**Extrait du texte:**
Alors que le ministre de l’intérieur Bernard Cazeneuve a dénoncé le manque de coordination des services de renseignement européens au lendemain des attentats de novembre, affirmant n’avoir reçu aucune information sur l’imminence des actes terroristes, ses déclarations ont été complètement infirmées par les services secrets algériens qui avaient fait parvenir une note à la DST concernant Omar Ismaïl Mostefaï, l’un des auteurs de l’attaque du Bataclan. Selon El-Watanet Mondafrique, les services secrets algériens avaient de plus averti dans le courant du mois d’octobre leurs partenaires français de la préparation d’une attaque terroriste dans la région parisienne…
La traque des réfractaires
Au lieu de faire face à ses responsabilités, l’exécutif français, tout comme pour les attentats de Janvier, s’est lancé une nouvelle fois dans une politique de chasse aux réfractaires et de surenchère sécuritaire teintée d’autoritarisme. En Janvier dernier, le parquet avait reçu des consignes strictes destinées à traquer « ceux qui n’étaient pas Charlie »; consignes qui s’étaient traduites par des peines de prison ferme à l’encontre de citoyens musulmans en état d’ébriété ou de déficients mentaux s’étant rendus coupables d’apologie du terrorisme. Des cibles certainement plus à la portée des services de police…
Le 30 novembre, soit un peu plus de deux semaines après les attentats de novembre, le gouvernement a dressé un premier bilan chiffré de l’état d’urgence.
Les forces de police ont ainsi procédé à 2000 perquisitions, 529 gardes à vue, et prononcé 300 assignations à résidence.
Or, sur les 529 gardés à vue, figurent 317 manifestants écologistes arrêtés dans le cadre de la COP 21. 24 militants écologistes ont également été assignés à résidence. Le pouvoir politique n’a donc pas mis longtemps pour utiliser l’état d’urgence afin de faire taire toute contestation. La dérive du pouvoir vers l’autoritarisme et la répression la plus brutale a cependant bénéficié de l’assentiment passif de la population et de l’opinion publique résultant du choc émotionnel et du climat d’exception nés des attentats du 13 novembre.
Cette passivité post-traumatique et son corollaire, la manifestation du besoin d’ordre et de sécurité, sont les préliminaires à la mise en place d’un régime policier que le parti « socialiste » semble déterminé à faire advenir.

**Données fournies:**
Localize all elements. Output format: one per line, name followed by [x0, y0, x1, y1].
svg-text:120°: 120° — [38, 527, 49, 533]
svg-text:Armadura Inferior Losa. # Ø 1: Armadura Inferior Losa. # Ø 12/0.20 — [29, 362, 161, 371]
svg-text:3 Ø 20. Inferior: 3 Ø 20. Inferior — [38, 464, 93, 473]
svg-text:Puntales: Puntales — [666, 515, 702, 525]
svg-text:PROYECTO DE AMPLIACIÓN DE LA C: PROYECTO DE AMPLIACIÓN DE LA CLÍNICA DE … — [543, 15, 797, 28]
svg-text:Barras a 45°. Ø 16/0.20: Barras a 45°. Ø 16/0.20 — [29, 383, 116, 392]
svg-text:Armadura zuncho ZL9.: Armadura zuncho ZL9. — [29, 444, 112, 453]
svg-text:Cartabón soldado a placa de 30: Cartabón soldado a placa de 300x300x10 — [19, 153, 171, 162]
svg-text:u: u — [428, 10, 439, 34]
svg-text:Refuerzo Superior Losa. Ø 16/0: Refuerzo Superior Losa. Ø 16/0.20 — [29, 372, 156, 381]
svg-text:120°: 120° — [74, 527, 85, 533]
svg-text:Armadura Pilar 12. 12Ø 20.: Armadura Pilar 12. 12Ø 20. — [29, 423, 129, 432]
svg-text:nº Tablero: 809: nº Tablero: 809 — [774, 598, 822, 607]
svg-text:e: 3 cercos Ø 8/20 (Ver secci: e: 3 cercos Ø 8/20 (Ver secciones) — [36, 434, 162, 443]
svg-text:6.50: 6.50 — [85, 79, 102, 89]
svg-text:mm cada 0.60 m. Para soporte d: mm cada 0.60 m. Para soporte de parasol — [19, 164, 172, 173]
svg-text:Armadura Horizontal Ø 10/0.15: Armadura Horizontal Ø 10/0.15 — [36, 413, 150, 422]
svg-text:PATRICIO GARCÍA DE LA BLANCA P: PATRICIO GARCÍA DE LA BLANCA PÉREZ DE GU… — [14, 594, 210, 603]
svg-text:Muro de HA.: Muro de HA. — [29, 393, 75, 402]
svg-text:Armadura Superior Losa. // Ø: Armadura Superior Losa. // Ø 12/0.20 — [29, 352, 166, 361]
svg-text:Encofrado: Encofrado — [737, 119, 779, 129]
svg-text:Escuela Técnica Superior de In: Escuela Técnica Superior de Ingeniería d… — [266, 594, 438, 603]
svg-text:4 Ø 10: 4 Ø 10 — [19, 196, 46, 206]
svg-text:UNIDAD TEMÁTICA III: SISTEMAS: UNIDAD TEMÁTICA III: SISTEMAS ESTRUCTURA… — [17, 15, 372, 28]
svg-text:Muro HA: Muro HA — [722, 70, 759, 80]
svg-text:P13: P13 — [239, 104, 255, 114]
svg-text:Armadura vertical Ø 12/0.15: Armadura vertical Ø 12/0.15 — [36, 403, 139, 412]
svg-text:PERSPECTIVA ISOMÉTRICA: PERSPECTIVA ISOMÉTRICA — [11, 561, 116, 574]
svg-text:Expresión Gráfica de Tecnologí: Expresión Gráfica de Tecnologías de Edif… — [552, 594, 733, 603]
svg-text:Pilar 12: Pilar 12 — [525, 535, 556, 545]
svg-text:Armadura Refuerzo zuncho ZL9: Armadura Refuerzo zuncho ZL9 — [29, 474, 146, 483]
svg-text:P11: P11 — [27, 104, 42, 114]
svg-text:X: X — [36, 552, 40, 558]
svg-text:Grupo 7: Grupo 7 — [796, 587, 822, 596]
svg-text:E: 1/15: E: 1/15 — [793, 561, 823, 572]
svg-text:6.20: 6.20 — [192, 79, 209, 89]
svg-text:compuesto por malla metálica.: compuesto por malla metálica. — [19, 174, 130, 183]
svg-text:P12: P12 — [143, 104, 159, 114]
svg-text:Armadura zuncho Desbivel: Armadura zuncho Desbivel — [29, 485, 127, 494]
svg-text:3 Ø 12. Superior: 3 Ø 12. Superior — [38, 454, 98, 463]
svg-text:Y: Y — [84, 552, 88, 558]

**Problème 1:** Selon le texte sur l'état d'urgence, pourquoi la dérive du pouvoir vers l'autoritarisme a-t-elle bénéficié de l'assentiment passif de la population ? Répondez en une à trois phrases.
**Problème 2:** Prolongez le texte sur l'état d'urgence après les attentats de novembre à partir de sa dernière phrase.

**Réponse 1:** Cet assentiment passif de la population et de l'opinion publique résulte du choc émotionnel et du climat d'exception nés des attentats du 13 novembre.

**Réponse 2:**
La tentation du parti unique
La dérive autoritaire de l’exécutif se couple à une tentation politicienne née des élections régionales de faire basculer le parti « socialiste » vers une forme de parti unique de gouvernement opposée au « danger » du Front National diabolisé comme parti « antirépublicain ». Ce « néo-républicanisme » s’affirme comme une stratégie de contournement des aspirations des classes populaires et de l’électorat traditionnel de gauche dans le but de positionner le P « S » comme grand parti du centre doté de la seule légitimité républicaine face au danger représenté par les « extrêmes » et plus particulièrement le Front National.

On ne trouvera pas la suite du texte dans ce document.